** START **

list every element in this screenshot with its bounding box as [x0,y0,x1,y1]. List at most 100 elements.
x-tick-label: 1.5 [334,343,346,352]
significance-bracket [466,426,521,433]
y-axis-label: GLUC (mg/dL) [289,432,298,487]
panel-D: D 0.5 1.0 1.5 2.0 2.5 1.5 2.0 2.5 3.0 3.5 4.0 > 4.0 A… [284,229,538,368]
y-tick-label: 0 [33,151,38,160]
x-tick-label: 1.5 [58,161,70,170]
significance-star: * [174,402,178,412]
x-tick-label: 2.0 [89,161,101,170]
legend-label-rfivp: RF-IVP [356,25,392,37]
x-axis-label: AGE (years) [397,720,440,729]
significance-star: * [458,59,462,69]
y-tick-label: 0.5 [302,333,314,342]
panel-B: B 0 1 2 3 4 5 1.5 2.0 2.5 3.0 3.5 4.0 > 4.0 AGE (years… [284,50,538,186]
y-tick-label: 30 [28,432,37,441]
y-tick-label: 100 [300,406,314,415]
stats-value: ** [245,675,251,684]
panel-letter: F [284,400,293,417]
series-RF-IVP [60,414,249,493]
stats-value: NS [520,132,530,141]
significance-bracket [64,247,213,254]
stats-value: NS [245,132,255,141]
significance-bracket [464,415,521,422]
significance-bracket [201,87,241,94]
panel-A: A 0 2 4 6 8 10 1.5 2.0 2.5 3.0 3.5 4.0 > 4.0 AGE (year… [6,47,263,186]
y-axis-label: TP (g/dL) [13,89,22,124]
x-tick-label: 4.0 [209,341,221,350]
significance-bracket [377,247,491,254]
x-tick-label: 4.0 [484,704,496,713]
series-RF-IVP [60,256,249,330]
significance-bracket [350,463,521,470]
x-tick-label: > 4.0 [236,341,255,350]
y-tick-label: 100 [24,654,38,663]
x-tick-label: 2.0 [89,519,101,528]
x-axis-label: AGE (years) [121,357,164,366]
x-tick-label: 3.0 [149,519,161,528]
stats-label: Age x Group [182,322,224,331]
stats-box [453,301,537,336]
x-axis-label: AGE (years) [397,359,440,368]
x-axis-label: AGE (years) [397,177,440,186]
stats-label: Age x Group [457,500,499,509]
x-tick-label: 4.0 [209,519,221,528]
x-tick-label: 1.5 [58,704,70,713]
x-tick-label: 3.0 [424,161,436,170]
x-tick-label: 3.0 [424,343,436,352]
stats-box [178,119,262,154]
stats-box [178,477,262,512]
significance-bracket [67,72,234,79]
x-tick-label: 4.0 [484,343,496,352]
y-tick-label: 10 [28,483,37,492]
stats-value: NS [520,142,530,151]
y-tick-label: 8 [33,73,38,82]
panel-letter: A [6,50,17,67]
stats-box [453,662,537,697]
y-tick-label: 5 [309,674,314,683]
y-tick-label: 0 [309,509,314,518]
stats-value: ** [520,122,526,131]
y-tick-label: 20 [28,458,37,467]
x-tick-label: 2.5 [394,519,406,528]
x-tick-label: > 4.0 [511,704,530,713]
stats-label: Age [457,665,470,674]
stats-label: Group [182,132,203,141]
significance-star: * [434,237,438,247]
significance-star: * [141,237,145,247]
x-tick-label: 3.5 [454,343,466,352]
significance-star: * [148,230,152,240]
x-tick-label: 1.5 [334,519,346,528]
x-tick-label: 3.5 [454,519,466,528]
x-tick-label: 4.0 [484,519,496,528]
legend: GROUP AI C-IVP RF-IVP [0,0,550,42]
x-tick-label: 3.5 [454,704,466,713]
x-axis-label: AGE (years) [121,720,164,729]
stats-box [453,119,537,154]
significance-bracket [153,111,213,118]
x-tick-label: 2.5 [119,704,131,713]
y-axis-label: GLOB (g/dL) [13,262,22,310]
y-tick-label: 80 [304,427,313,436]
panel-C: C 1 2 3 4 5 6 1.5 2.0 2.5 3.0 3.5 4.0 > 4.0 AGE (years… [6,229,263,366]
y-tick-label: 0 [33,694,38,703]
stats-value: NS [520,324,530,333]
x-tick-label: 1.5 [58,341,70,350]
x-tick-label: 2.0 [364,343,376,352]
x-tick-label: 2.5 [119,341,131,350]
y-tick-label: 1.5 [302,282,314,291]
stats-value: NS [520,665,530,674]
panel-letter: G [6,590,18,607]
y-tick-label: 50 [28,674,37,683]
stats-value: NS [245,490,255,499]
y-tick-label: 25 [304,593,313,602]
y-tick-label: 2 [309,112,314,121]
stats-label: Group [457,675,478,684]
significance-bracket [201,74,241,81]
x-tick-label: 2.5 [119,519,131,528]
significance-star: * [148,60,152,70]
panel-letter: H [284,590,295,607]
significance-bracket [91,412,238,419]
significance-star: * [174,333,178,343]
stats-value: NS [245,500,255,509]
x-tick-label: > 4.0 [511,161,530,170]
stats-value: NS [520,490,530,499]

** END **

Extract each row above that contains the string "legend".

legend-label-rfivp: RF-IVP [356,25,392,37]
legend: GROUP AI C-IVP RF-IVP [0,0,550,42]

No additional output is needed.